Report how many lines contain "marker", with no other words.

+ + +

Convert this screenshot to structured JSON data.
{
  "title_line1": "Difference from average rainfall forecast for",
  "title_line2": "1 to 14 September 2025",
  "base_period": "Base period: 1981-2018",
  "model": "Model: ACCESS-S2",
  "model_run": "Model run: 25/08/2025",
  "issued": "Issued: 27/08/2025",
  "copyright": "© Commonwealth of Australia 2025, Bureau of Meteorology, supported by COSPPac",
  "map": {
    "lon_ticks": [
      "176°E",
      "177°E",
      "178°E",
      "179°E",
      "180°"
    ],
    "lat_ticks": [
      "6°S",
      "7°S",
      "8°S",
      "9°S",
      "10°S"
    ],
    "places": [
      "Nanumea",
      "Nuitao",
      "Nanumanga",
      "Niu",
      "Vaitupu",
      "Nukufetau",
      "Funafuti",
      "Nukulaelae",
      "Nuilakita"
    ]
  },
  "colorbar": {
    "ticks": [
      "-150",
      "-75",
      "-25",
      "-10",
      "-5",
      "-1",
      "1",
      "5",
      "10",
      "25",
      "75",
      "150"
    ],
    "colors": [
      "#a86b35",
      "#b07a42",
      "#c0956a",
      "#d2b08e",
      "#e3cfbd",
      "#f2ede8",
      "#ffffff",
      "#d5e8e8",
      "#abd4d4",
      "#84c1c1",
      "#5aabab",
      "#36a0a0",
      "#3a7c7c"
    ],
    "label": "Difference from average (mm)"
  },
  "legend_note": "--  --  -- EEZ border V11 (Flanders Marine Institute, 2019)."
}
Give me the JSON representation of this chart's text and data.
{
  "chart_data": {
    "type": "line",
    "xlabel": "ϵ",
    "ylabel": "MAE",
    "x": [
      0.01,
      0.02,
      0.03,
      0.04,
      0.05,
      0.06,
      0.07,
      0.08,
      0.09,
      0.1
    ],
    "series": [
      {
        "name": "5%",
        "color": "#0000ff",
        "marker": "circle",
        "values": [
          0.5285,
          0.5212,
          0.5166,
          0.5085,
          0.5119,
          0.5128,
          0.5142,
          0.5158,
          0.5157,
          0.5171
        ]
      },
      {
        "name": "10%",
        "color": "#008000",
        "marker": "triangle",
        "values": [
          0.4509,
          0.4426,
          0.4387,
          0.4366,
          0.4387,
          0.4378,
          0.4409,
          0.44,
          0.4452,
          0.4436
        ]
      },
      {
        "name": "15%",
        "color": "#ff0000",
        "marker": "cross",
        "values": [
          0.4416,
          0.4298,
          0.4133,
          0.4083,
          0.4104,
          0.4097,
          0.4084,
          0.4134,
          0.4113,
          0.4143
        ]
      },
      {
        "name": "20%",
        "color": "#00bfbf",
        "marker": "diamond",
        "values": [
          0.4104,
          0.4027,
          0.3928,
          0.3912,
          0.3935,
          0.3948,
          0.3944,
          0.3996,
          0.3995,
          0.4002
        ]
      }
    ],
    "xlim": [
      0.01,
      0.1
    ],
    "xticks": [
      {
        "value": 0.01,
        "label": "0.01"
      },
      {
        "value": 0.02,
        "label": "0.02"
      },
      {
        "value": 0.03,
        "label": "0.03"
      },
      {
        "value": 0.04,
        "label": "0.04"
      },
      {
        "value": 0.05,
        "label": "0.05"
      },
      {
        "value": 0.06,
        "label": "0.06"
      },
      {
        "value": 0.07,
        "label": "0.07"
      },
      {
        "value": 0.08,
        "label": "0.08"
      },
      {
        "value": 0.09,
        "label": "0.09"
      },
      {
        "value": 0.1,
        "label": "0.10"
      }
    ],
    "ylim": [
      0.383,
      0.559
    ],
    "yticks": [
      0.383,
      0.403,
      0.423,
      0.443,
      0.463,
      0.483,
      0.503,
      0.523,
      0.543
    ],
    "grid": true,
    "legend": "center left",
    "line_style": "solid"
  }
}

+ + +

▸ **PROBLEM SOLUTION**:
4